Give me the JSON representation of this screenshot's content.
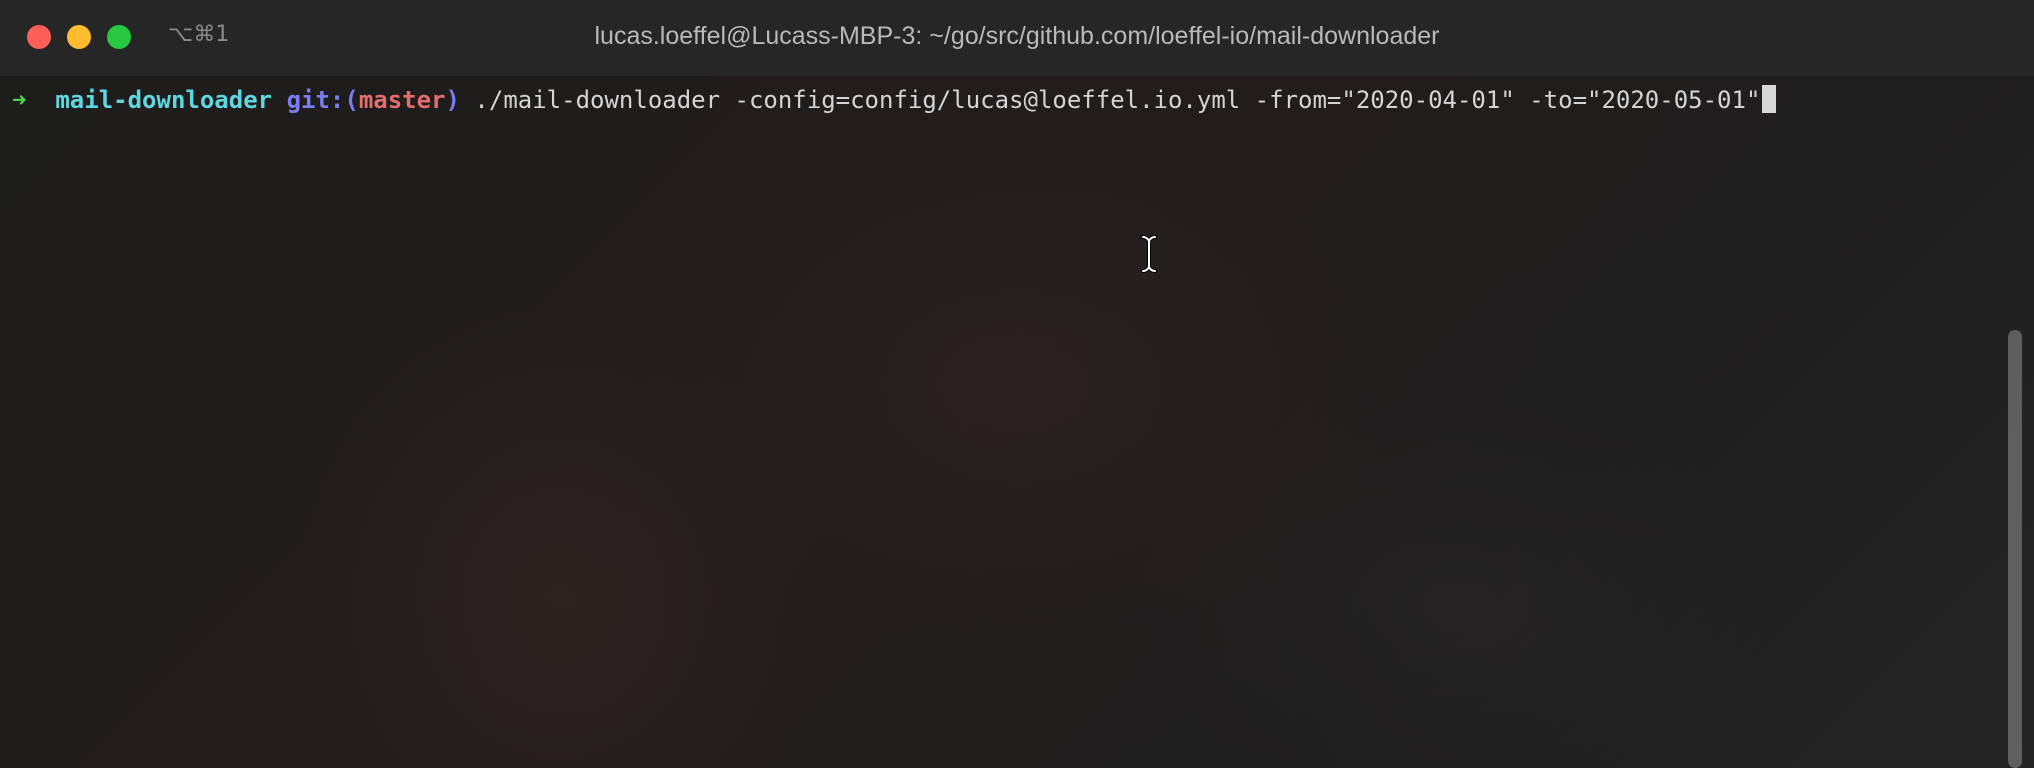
{
  "titlebar": {
    "shortcut": "⌥⌘1",
    "title": "lucas.loeffel@Lucass-MBP-3: ~/go/src/github.com/loeffel-io/mail-downloader",
    "buttons": [
      "close",
      "minimize",
      "zoom"
    ]
  },
  "terminal": {
    "prompt_arrow": "➜",
    "directory": "mail-downloader",
    "git_prefix": "git:(",
    "git_branch": "master",
    "git_suffix": ")",
    "command": "./mail-downloader -config=config/lucas@loeffel.io.yml -from=\"2020-04-01\" -to=\"2020-05-01\""
  },
  "icons": {
    "pointer": "text-cursor-ibeam-icon"
  },
  "colors": {
    "arrow": "#4fd14f",
    "directory": "#5fd7e0",
    "git": "#7a7df2",
    "branch": "#e36d6d",
    "text": "#d4d4d4",
    "close": "#ff5f57",
    "minimize": "#febc2e",
    "zoom": "#28c840"
  }
}
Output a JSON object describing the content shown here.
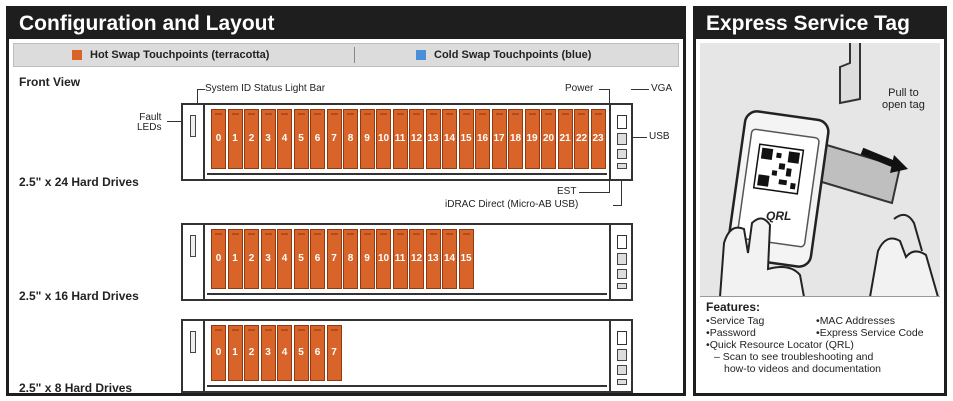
◆ ◆ ◆ ◆ ◆ ◆ ◆
Keep only those lines of the records that hold "downloader", and return them.

    "title": "lucas.loeffel@Lucass-MBP-3: ~/go/src/github.com/loeffel-io/mail-downloader",
    "directory": "mail-downloader",
    "command": "./mail-downloader -config=config/lucas@loeffel.io.yml -from=\"2020-04-01\" -to=\"2020-05-01\""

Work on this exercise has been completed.